Written request: Each line containing the word "data" must be reported.

Material shown:
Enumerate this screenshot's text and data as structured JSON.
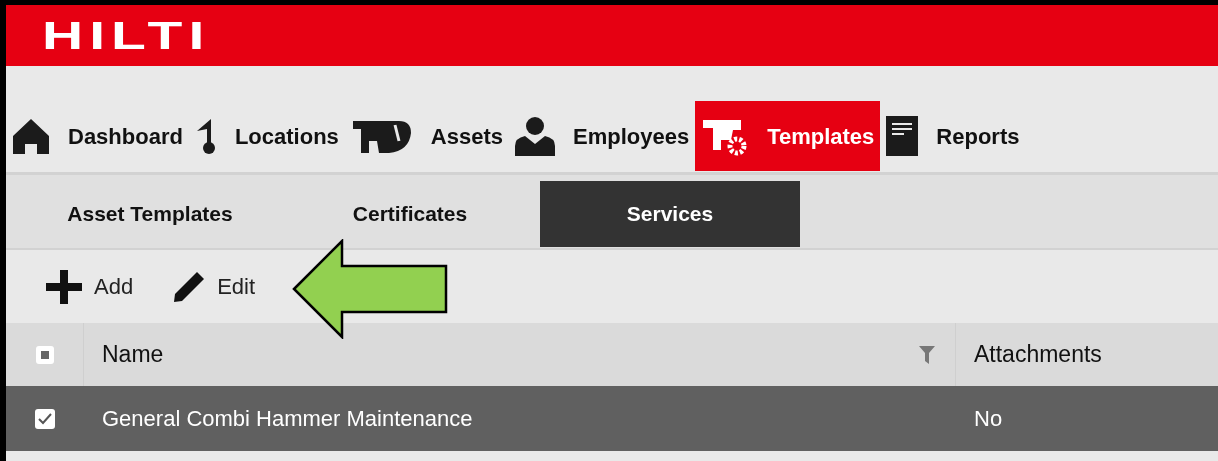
{
  "header": {
    "logo": "HILTI"
  },
  "nav": [
    {
      "kind": "home",
      "label": "Dashboard",
      "selected": false
    },
    {
      "kind": "pin",
      "label": "Locations",
      "selected": false
    },
    {
      "kind": "tool",
      "label": "Assets",
      "selected": false
    },
    {
      "kind": "person",
      "label": "Employees",
      "selected": false
    },
    {
      "kind": "template",
      "label": "Templates",
      "selected": true
    },
    {
      "kind": "report",
      "label": "Reports",
      "selected": false
    }
  ],
  "subtabs": [
    {
      "label": "Asset Templates",
      "selected": false
    },
    {
      "label": "Certificates",
      "selected": false
    },
    {
      "label": "Services",
      "selected": true
    }
  ],
  "toolbar": [
    {
      "kind": "add",
      "label": "Add"
    },
    {
      "kind": "edit",
      "label": "Edit"
    }
  ],
  "table": {
    "select_all": {
      "partial": true
    },
    "columns": [
      {
        "label": "Name",
        "filter": true
      },
      {
        "label": "Attachments",
        "filter": false
      }
    ],
    "rows": [
      {
        "selected": true,
        "cells": [
          "General Combi Hammer Maintenance",
          "No"
        ]
      }
    ]
  },
  "annotation": {
    "kind": "arrow"
  }
}
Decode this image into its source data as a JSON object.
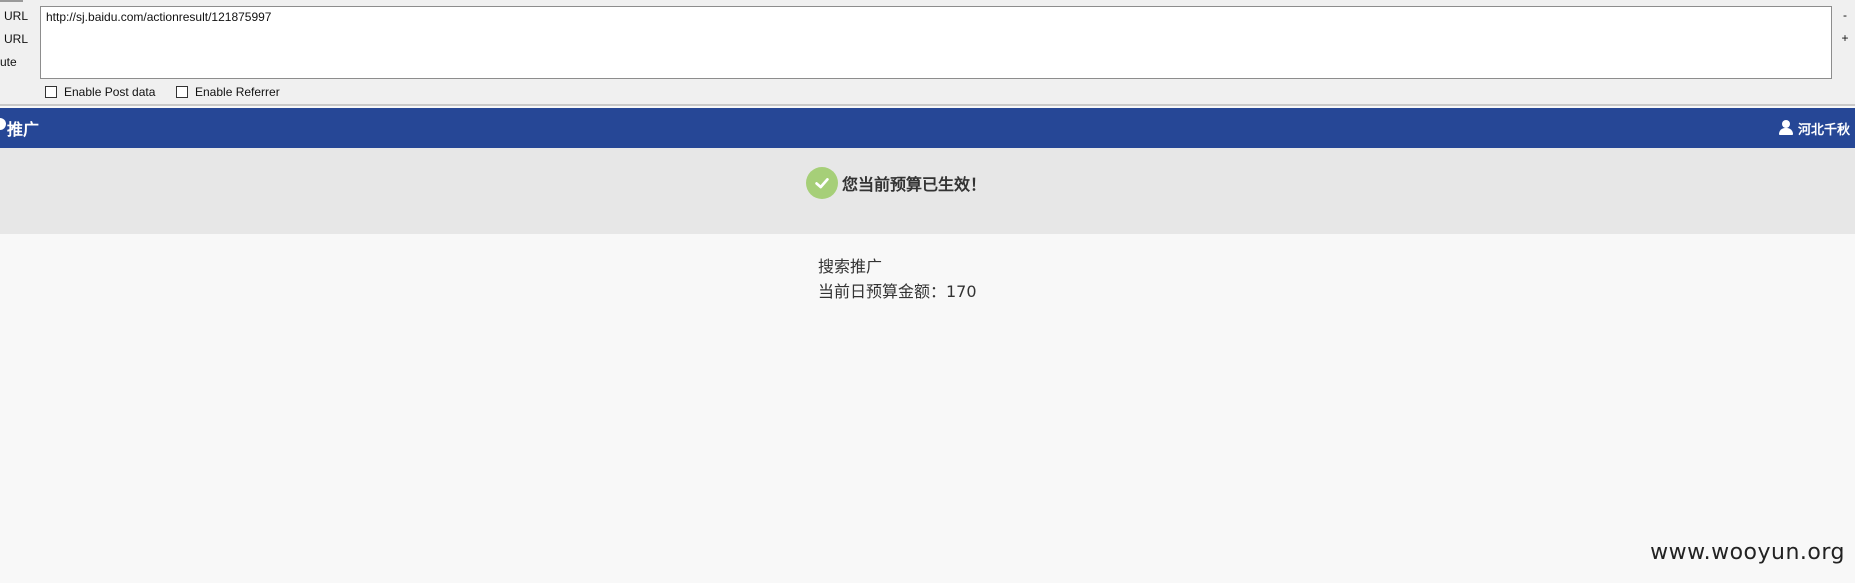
{
  "toolbar": {
    "labels": [
      "URL",
      "URL",
      "ute"
    ],
    "url_value": "http://sj.baidu.com/actionresult/121875997",
    "minus": "-",
    "plus": "+",
    "option_post": "Enable Post data",
    "option_referrer": "Enable Referrer"
  },
  "header": {
    "brand": "推广",
    "user": "河北千秋",
    "bg_color": "#264796"
  },
  "success": {
    "message": "您当前预算已生效！",
    "icon": "check-circle-icon",
    "icon_color": "#a6cf78"
  },
  "content": {
    "product": "搜索推广",
    "budget_line": "当前日预算金额：170"
  },
  "watermark": "www.wooyun.org"
}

Exercise response:
Enumerate this screenshot's text and data as structured JSON.
Decode this image into its source data as a JSON object.
    "option_post": "Enable Post data",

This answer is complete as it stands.